### AIM
Each line that holds the word "document" counts once; report how many lines do so and nothing else.

### MATERIAL SUPPLIED
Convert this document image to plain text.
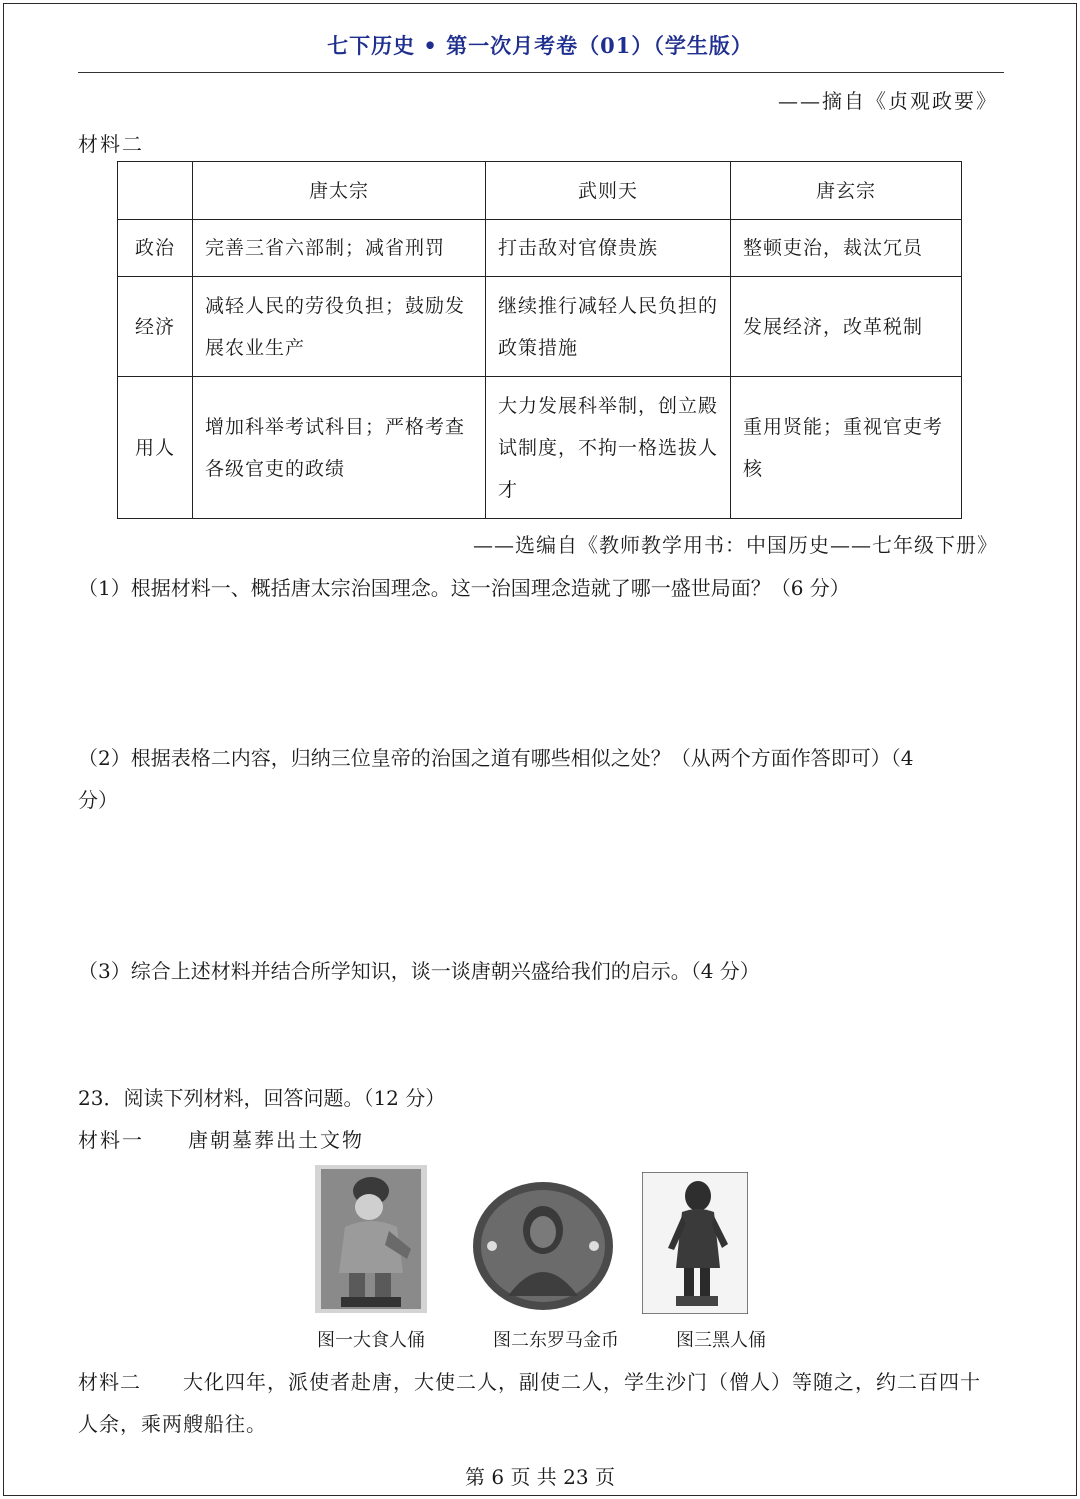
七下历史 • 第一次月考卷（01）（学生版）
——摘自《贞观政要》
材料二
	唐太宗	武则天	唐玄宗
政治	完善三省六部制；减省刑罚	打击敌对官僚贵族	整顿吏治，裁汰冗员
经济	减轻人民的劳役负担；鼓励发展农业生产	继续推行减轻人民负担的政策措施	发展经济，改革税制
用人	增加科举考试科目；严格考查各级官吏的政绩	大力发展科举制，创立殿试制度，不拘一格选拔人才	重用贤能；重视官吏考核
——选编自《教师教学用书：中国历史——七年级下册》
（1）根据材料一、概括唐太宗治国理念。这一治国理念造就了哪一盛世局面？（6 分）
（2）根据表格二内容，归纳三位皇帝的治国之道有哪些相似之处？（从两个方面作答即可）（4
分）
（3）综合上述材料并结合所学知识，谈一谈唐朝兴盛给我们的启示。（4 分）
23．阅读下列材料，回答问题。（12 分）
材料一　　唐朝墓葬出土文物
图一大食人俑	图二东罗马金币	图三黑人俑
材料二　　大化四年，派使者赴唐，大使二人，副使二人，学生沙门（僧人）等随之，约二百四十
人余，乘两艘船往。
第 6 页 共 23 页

...

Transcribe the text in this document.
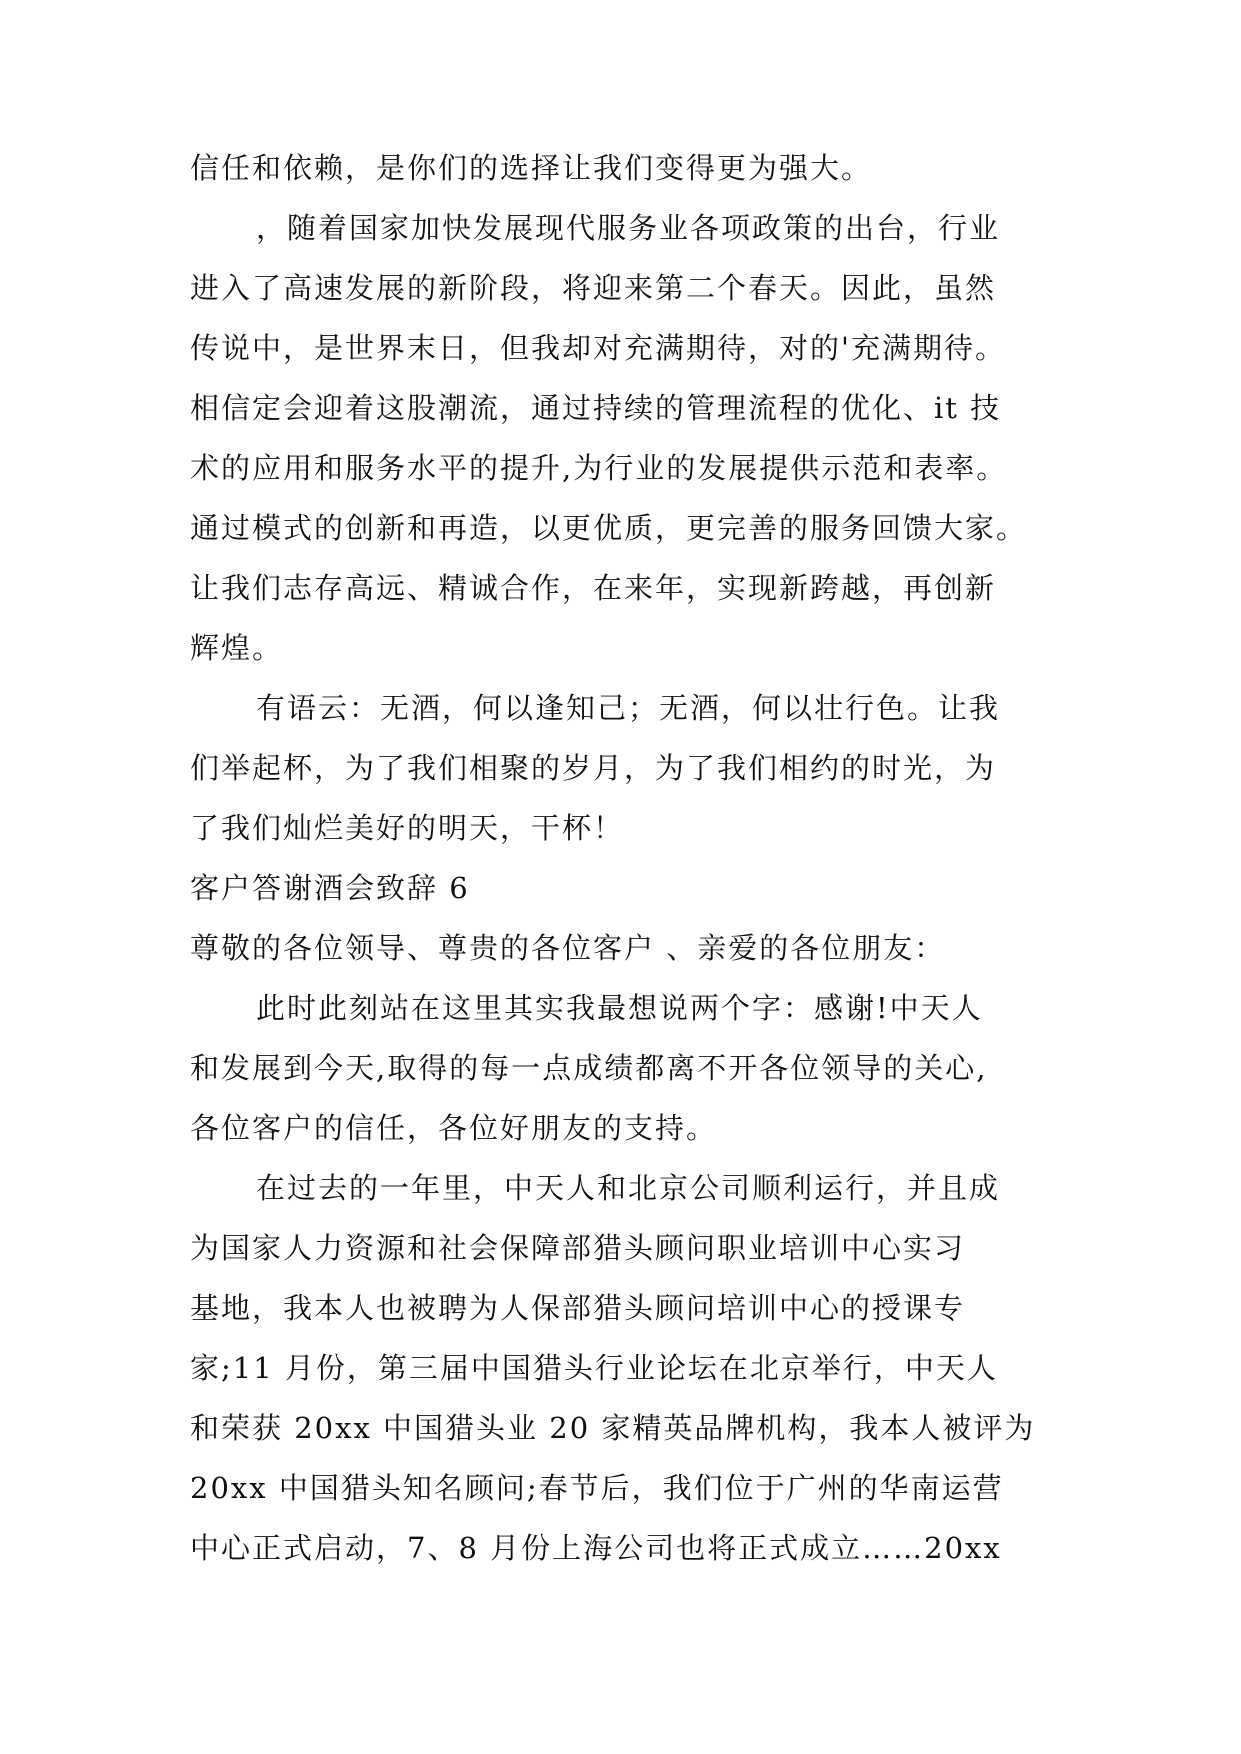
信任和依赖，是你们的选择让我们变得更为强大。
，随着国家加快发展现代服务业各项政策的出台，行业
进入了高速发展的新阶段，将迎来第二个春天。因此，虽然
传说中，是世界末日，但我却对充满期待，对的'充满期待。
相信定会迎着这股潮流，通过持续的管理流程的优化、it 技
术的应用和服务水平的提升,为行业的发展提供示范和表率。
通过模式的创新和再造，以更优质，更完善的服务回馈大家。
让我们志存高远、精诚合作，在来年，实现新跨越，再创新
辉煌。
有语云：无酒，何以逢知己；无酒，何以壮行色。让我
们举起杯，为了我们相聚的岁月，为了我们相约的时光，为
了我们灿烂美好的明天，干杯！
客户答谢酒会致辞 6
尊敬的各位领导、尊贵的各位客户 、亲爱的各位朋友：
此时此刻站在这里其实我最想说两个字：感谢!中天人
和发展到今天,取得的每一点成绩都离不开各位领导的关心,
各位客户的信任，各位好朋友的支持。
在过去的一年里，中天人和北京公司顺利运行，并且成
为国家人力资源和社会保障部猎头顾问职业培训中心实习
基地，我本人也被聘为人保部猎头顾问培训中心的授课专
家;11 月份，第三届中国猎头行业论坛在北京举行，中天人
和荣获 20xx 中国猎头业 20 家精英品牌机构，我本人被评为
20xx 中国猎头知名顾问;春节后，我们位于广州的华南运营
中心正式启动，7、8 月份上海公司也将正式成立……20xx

### EXERCISE RESPONSE
2